• What you are asked to do:
Extract the lines that hold the string "value".

+ + +

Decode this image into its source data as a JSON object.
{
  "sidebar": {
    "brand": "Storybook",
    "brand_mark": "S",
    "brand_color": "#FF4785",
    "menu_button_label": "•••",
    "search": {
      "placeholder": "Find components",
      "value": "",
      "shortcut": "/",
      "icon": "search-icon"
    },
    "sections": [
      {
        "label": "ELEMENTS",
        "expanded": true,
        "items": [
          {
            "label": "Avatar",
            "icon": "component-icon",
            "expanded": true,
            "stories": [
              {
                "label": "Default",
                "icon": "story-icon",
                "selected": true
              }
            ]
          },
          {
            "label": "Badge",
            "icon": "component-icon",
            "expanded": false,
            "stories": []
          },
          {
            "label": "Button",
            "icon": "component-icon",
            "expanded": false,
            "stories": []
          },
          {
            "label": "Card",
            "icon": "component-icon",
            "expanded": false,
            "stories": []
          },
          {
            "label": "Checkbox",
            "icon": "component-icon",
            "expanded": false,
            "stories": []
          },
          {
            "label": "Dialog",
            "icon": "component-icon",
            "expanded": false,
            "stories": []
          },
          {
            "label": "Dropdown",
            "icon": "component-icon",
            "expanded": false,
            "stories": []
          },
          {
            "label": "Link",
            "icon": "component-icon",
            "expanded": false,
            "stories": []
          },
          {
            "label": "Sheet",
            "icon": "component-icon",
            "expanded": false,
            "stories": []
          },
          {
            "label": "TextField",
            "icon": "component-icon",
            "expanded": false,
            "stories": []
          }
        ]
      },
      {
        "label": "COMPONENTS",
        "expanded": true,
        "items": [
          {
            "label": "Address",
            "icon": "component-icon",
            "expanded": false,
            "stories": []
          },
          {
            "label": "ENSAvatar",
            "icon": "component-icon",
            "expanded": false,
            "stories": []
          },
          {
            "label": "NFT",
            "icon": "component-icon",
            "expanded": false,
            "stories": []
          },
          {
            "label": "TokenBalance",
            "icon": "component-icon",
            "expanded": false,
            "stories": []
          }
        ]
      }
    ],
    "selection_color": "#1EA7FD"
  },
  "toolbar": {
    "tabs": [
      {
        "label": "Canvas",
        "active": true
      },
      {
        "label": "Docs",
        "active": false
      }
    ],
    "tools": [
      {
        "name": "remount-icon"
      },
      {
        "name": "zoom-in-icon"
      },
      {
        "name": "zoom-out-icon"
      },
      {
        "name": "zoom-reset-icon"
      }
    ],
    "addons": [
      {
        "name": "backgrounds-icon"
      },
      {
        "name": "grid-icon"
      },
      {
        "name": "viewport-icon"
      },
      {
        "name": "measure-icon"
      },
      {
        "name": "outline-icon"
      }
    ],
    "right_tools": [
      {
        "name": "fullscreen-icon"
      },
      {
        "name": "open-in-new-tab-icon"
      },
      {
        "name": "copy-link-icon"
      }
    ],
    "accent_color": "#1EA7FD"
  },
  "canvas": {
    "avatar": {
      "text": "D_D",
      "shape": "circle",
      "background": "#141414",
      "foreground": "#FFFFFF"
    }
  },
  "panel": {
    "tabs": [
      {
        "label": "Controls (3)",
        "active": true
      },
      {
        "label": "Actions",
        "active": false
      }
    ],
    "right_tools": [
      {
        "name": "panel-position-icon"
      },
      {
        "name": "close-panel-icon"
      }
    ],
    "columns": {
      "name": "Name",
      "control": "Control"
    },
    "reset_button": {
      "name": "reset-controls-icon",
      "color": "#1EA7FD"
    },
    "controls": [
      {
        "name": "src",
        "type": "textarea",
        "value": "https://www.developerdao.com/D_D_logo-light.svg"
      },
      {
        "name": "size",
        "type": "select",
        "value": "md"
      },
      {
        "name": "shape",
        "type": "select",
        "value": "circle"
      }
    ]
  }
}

+ + +

• Complete output:
      "value": "",
        "value": "https://www.developerdao.com/D_D_logo-light.svg"
        "value": "md"
        "value": "circle"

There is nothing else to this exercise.